(Records from a collection)
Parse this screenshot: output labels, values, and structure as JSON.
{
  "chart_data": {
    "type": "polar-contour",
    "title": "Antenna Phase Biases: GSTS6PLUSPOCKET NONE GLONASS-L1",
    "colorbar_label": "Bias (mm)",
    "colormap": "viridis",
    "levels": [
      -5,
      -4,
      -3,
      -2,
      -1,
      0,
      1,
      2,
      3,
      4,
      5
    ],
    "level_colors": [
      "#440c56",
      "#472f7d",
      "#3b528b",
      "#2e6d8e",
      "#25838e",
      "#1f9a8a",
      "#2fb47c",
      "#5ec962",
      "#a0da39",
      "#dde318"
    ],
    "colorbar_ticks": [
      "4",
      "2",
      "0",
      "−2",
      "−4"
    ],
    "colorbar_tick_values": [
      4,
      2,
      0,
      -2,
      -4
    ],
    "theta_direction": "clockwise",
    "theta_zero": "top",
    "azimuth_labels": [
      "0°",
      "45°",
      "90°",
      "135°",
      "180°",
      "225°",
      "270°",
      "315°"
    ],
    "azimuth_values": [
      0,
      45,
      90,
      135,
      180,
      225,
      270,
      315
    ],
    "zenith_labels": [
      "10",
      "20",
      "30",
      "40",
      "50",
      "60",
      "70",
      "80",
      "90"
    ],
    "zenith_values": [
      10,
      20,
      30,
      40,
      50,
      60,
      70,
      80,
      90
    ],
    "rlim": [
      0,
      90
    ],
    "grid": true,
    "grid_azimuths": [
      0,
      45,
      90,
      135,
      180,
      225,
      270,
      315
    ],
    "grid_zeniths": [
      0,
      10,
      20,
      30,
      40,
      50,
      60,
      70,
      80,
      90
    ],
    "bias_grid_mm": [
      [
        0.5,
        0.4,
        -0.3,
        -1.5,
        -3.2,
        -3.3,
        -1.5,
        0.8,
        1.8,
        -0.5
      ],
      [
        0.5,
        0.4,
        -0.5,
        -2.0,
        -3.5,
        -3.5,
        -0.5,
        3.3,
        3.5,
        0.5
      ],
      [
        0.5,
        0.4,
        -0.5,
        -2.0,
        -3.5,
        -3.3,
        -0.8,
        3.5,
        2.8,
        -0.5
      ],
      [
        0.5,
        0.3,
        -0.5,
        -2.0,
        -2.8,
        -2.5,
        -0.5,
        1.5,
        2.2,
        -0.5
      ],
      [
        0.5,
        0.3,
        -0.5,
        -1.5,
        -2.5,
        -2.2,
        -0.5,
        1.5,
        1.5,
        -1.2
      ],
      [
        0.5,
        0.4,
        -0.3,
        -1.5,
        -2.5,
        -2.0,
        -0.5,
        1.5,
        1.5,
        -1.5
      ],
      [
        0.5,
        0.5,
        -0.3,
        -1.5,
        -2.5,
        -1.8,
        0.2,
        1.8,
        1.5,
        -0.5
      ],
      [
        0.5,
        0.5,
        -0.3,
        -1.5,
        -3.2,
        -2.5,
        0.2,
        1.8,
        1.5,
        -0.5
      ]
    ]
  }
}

Instructions to follow →
Output the records above in their entirety, exactly.

Problem solution →
Parse this screenshot: output labels, values, and structure as JSON.
{
  "chart_data": {
    "type": "polar-contour",
    "title": "Antenna Phase Biases: GSTS6PLUSPOCKET NONE GLONASS-L1",
    "colorbar_label": "Bias (mm)",
    "colormap": "viridis",
    "levels": [
      -5,
      -4,
      -3,
      -2,
      -1,
      0,
      1,
      2,
      3,
      4,
      5
    ],
    "level_colors": [
      "#440c56",
      "#472f7d",
      "#3b528b",
      "#2e6d8e",
      "#25838e",
      "#1f9a8a",
      "#2fb47c",
      "#5ec962",
      "#a0da39",
      "#dde318"
    ],
    "colorbar_ticks": [
      "4",
      "2",
      "0",
      "−2",
      "−4"
    ],
    "colorbar_tick_values": [
      4,
      2,
      0,
      -2,
      -4
    ],
    "theta_direction": "clockwise",
    "theta_zero": "top",
    "azimuth_labels": [
      "0°",
      "45°",
      "90°",
      "135°",
      "180°",
      "225°",
      "270°",
      "315°"
    ],
    "azimuth_values": [
      0,
      45,
      90,
      135,
      180,
      225,
      270,
      315
    ],
    "zenith_labels": [
      "10",
      "20",
      "30",
      "40",
      "50",
      "60",
      "70",
      "80",
      "90"
    ],
    "zenith_values": [
      10,
      20,
      30,
      40,
      50,
      60,
      70,
      80,
      90
    ],
    "rlim": [
      0,
      90
    ],
    "grid": true,
    "grid_azimuths": [
      0,
      45,
      90,
      135,
      180,
      225,
      270,
      315
    ],
    "grid_zeniths": [
      0,
      10,
      20,
      30,
      40,
      50,
      60,
      70,
      80,
      90
    ],
    "bias_grid_mm": [
      [
        0.5,
        0.4,
        -0.3,
        -1.5,
        -3.2,
        -3.3,
        -1.5,
        0.8,
        1.8,
        -0.5
      ],
      [
        0.5,
        0.4,
        -0.5,
        -2.0,
        -3.5,
        -3.5,
        -0.5,
        3.3,
        3.5,
        0.5
      ],
      [
        0.5,
        0.4,
        -0.5,
        -2.0,
        -3.5,
        -3.3,
        -0.8,
        3.5,
        2.8,
        -0.5
      ],
      [
        0.5,
        0.3,
        -0.5,
        -2.0,
        -2.8,
        -2.5,
        -0.5,
        1.5,
        2.2,
        -0.5
      ],
      [
        0.5,
        0.3,
        -0.5,
        -1.5,
        -2.5,
        -2.2,
        -0.5,
        1.5,
        1.5,
        -1.2
      ],
      [
        0.5,
        0.4,
        -0.3,
        -1.5,
        -2.5,
        -2.0,
        -0.5,
        1.5,
        1.5,
        -1.5
      ],
      [
        0.5,
        0.5,
        -0.3,
        -1.5,
        -2.5,
        -1.8,
        0.2,
        1.8,
        1.5,
        -0.5
      ],
      [
        0.5,
        0.5,
        -0.3,
        -1.5,
        -3.2,
        -2.5,
        0.2,
        1.8,
        1.5,
        -0.5
      ]
    ]
  }
}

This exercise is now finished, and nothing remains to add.